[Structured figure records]
• • • •

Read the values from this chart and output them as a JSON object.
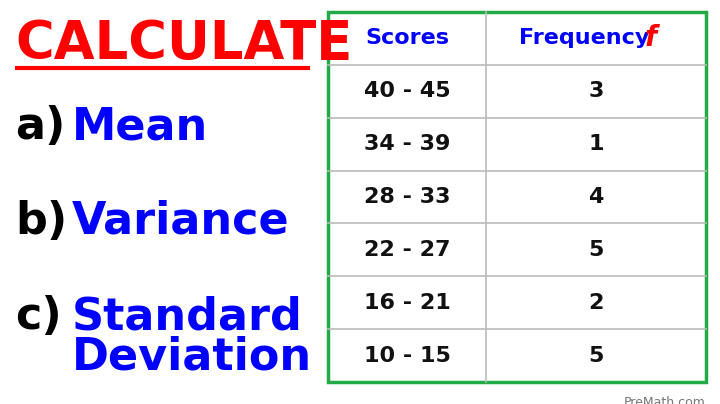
{
  "bg_color": "#ffffff",
  "title_text": "CALCULATE",
  "title_color": "#ff0000",
  "item_label_color": "#000000",
  "item_text_color": "#0000ff",
  "table_header_color": "#0000ff",
  "frequency_f_color": "#ff0000",
  "table_rows": [
    [
      "40 - 45",
      "3"
    ],
    [
      "34 - 39",
      "1"
    ],
    [
      "28 - 33",
      "4"
    ],
    [
      "22 - 27",
      "5"
    ],
    [
      "16 - 21",
      "2"
    ],
    [
      "10 - 15",
      "5"
    ]
  ],
  "table_border_color": "#22aa44",
  "table_line_color": "#bbbbbb",
  "table_text_color": "#111111",
  "watermark": "PreMath.com",
  "watermark_color": "#777777",
  "fig_width": 7.2,
  "fig_height": 4.04,
  "dpi": 100
}
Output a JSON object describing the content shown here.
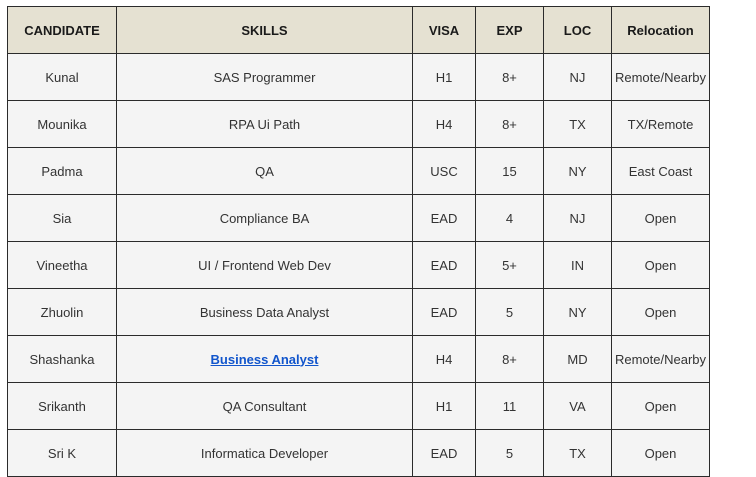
{
  "columns": [
    "CANDIDATE",
    "SKILLS",
    "VISA",
    "EXP",
    "LOC",
    "Relocation"
  ],
  "rows": [
    {
      "candidate": "Kunal",
      "skill": "SAS Programmer",
      "visa": "H1",
      "exp": "8+",
      "loc": "NJ",
      "relocation": "Remote/Nearby"
    },
    {
      "candidate": "Mounika",
      "skill": "RPA Ui Path",
      "visa": "H4",
      "exp": "8+",
      "loc": "TX",
      "relocation": "TX/Remote"
    },
    {
      "candidate": "Padma",
      "skill": "QA",
      "visa": "USC",
      "exp": "15",
      "loc": "NY",
      "relocation": "East Coast"
    },
    {
      "candidate": "Sia",
      "skill": "Compliance BA",
      "visa": "EAD",
      "exp": "4",
      "loc": "NJ",
      "relocation": "Open"
    },
    {
      "candidate": "Vineetha",
      "skill": "UI / Frontend Web Dev",
      "visa": "EAD",
      "exp": "5+",
      "loc": "IN",
      "relocation": "Open"
    },
    {
      "candidate": "Zhuolin",
      "skill": "Business Data Analyst",
      "visa": "EAD",
      "exp": "5",
      "loc": "NY",
      "relocation": "Open"
    },
    {
      "candidate": "Shashanka",
      "skill": "Business Analyst",
      "visa": "H4",
      "exp": "8+",
      "loc": "MD",
      "relocation": "Remote/Nearby",
      "skill_is_link": true
    },
    {
      "candidate": "Srikanth",
      "skill": "QA Consultant",
      "visa": "H1",
      "exp": "11",
      "loc": "VA",
      "relocation": "Open"
    },
    {
      "candidate": "Sri K",
      "skill": "Informatica Developer",
      "visa": "EAD",
      "exp": "5",
      "loc": "TX",
      "relocation": "Open"
    }
  ],
  "colors": {
    "header_bg": "#e5e1d2",
    "cell_bg": "#f4f4f4",
    "border": "#2b2b2b",
    "link": "#1155cc"
  }
}
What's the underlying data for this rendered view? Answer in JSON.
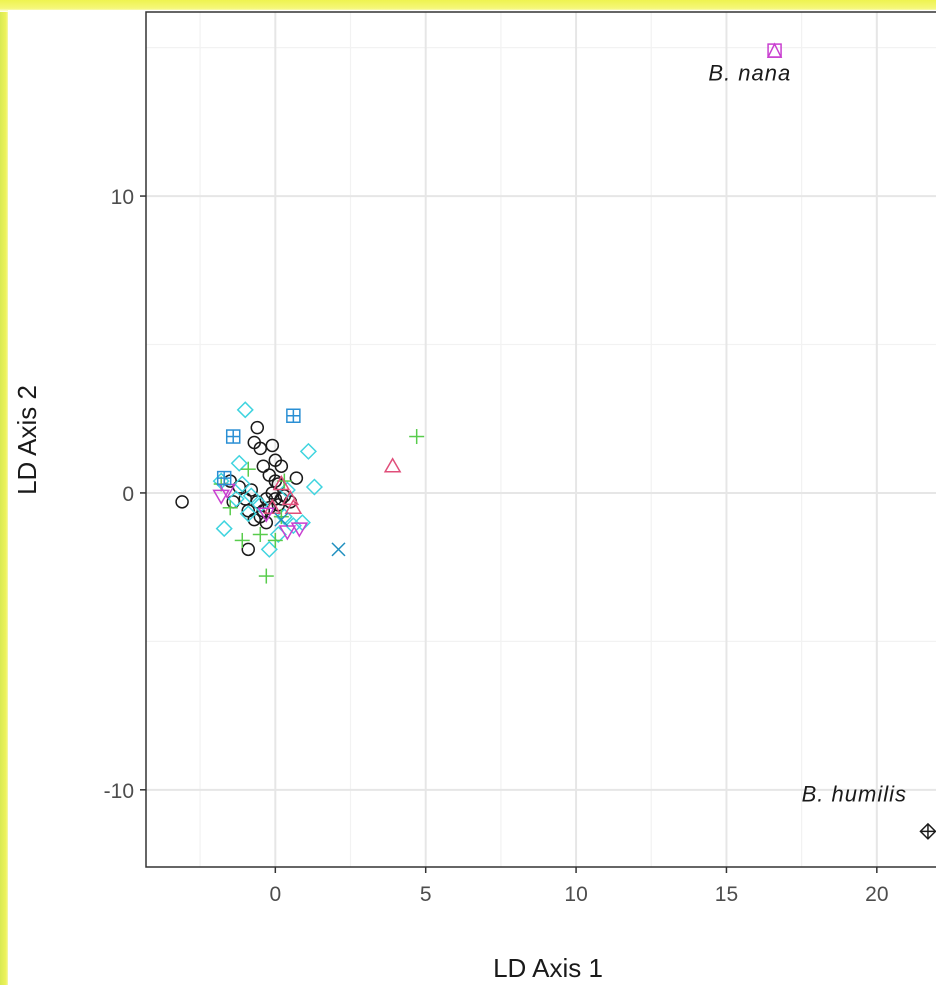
{
  "chart_data": {
    "type": "scatter",
    "xlabel": "LD Axis 1",
    "ylabel": "LD Axis 2",
    "xlim": [
      -4.3,
      22.3
    ],
    "ylim": [
      -12.6,
      16.2
    ],
    "x_ticks": [
      "0",
      "5",
      "10",
      "15",
      "20"
    ],
    "x_tick_values": [
      0,
      5,
      10,
      15,
      20
    ],
    "y_ticks": [
      "10",
      "0",
      "-10"
    ],
    "y_tick_values": [
      10,
      0,
      -10
    ],
    "grid": true,
    "annotations": [
      {
        "text": "B. nana",
        "x": 14.4,
        "y": 13.9
      },
      {
        "text": "B. humilis",
        "x": 17.5,
        "y": -10.4
      }
    ],
    "series": [
      {
        "shape": "circle",
        "color": "#1a1a1a",
        "points": [
          [
            -3.1,
            -0.3
          ],
          [
            -0.6,
            2.2
          ],
          [
            -0.7,
            1.7
          ],
          [
            -0.5,
            1.5
          ],
          [
            -0.1,
            1.6
          ],
          [
            -0.4,
            0.9
          ],
          [
            0.0,
            1.1
          ],
          [
            0.2,
            0.9
          ],
          [
            0.7,
            0.5
          ],
          [
            -0.2,
            0.6
          ],
          [
            0.1,
            0.3
          ],
          [
            -1.5,
            0.4
          ],
          [
            -1.2,
            0.2
          ],
          [
            -0.8,
            0.1
          ],
          [
            -1.0,
            -0.2
          ],
          [
            -0.6,
            -0.3
          ],
          [
            -0.3,
            -0.2
          ],
          [
            0.0,
            -0.2
          ],
          [
            0.3,
            -0.1
          ],
          [
            0.5,
            -0.3
          ],
          [
            -1.4,
            -0.3
          ],
          [
            -0.9,
            -0.6
          ],
          [
            -0.5,
            -0.8
          ],
          [
            -0.2,
            -0.5
          ],
          [
            0.1,
            -0.4
          ],
          [
            -0.7,
            -0.9
          ],
          [
            -0.3,
            -1.0
          ],
          [
            -0.9,
            -1.9
          ],
          [
            -0.1,
            0.0
          ],
          [
            0.2,
            -0.2
          ],
          [
            0.0,
            0.4
          ],
          [
            -0.4,
            -0.6
          ]
        ]
      },
      {
        "shape": "diamond",
        "color": "#3fd4df",
        "points": [
          [
            -1.0,
            2.8
          ],
          [
            1.1,
            1.4
          ],
          [
            1.3,
            0.2
          ],
          [
            -1.2,
            1.0
          ],
          [
            -1.8,
            0.4
          ],
          [
            -1.1,
            0.3
          ],
          [
            -0.8,
            -0.1
          ],
          [
            0.4,
            0.1
          ],
          [
            -1.7,
            -1.2
          ],
          [
            -0.9,
            -0.7
          ],
          [
            0.6,
            -1.1
          ],
          [
            0.9,
            -1.0
          ],
          [
            -0.2,
            -1.9
          ],
          [
            0.1,
            -1.4
          ],
          [
            0.3,
            -0.8
          ],
          [
            -0.5,
            -0.4
          ],
          [
            -1.3,
            -0.2
          ]
        ]
      },
      {
        "shape": "plus",
        "color": "#58cc4c",
        "points": [
          [
            4.7,
            1.9
          ],
          [
            -0.3,
            -2.8
          ],
          [
            -1.8,
            0.3
          ],
          [
            -1.5,
            -0.5
          ],
          [
            -0.5,
            -1.4
          ],
          [
            0.0,
            -1.6
          ],
          [
            0.2,
            -0.8
          ],
          [
            -0.9,
            0.8
          ],
          [
            0.3,
            0.4
          ],
          [
            -1.1,
            -1.6
          ]
        ]
      },
      {
        "shape": "triangle",
        "color": "#e04e7a",
        "points": [
          [
            3.9,
            0.9
          ],
          [
            0.2,
            0.3
          ],
          [
            -0.1,
            -0.5
          ],
          [
            0.6,
            -0.5
          ],
          [
            0.5,
            -0.2
          ]
        ]
      },
      {
        "shape": "triangle-down",
        "color": "#c93fd0",
        "points": [
          [
            -1.8,
            -0.1
          ],
          [
            -1.6,
            0.1
          ],
          [
            0.4,
            -1.3
          ],
          [
            0.8,
            -1.2
          ],
          [
            -0.3,
            -0.7
          ]
        ]
      },
      {
        "shape": "square-plus",
        "color": "#2a8fd4",
        "points": [
          [
            -1.4,
            1.9
          ],
          [
            0.6,
            2.6
          ],
          [
            -1.7,
            0.5
          ]
        ]
      },
      {
        "shape": "cross",
        "color": "#1f8fbf",
        "points": [
          [
            2.1,
            -1.9
          ],
          [
            0.2,
            -0.9
          ]
        ]
      },
      {
        "shape": "square-triangle",
        "color": "#c93fd0",
        "points": [
          [
            16.6,
            14.9
          ]
        ]
      },
      {
        "shape": "diamond-plus",
        "color": "#1a1a1a",
        "points": [
          [
            21.7,
            -11.4
          ]
        ]
      }
    ]
  }
}
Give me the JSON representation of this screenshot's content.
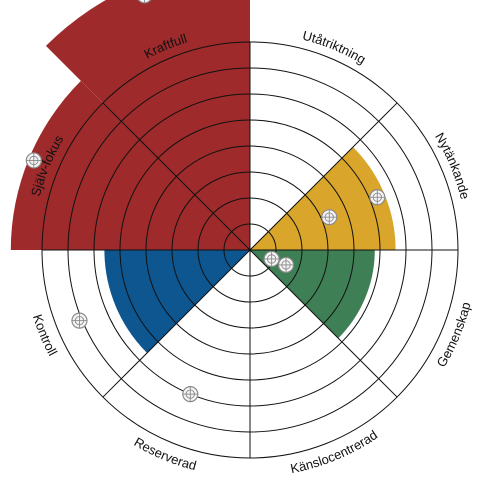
{
  "chart_data": {
    "type": "polar-area",
    "title": "",
    "ring_count": 8,
    "r_max": 8,
    "grid": true,
    "sectors": [
      {
        "label": "Utåtriktning",
        "value": 0,
        "color": null
      },
      {
        "label": "Nytänkande",
        "value": 5.6,
        "color": "#d9a52b"
      },
      {
        "label": "Gemenskap",
        "value": 4.8,
        "color": "#3f7f55"
      },
      {
        "label": "Känslocentrerad",
        "value": 0,
        "color": null
      },
      {
        "label": "Reserverad",
        "value": 0,
        "color": null
      },
      {
        "label": "Kontroll",
        "value": 5.6,
        "color": "#0d5690"
      },
      {
        "label": "Själv-fokus",
        "value": 9.2,
        "color": "#9e2a2b"
      },
      {
        "label": "Kraftfull",
        "value": 11.1,
        "color": "#9e2a2b"
      }
    ],
    "markers": [
      {
        "sector": "Kraftfull",
        "value": 10.6
      },
      {
        "sector": "Själv-fokus",
        "value": 9.0
      },
      {
        "sector": "Nytänkande",
        "value": 5.3
      },
      {
        "sector": "Nytänkande",
        "value": 3.3
      },
      {
        "sector": "Gemenskap",
        "value": 1.5
      },
      {
        "sector": "Gemenskap",
        "value": 0.9
      },
      {
        "sector": "Kontroll",
        "value": 7.1
      },
      {
        "sector": "Reserverad",
        "value": 6.0
      }
    ],
    "colors": {
      "grid_line": "#111111",
      "marker_fill": "#f4f4f4",
      "marker_stroke": "#8a8a8a"
    }
  }
}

• • • •

## [Prompt]
Look through the records and count each line that holds "object". Write only the total.

## [Task output]
2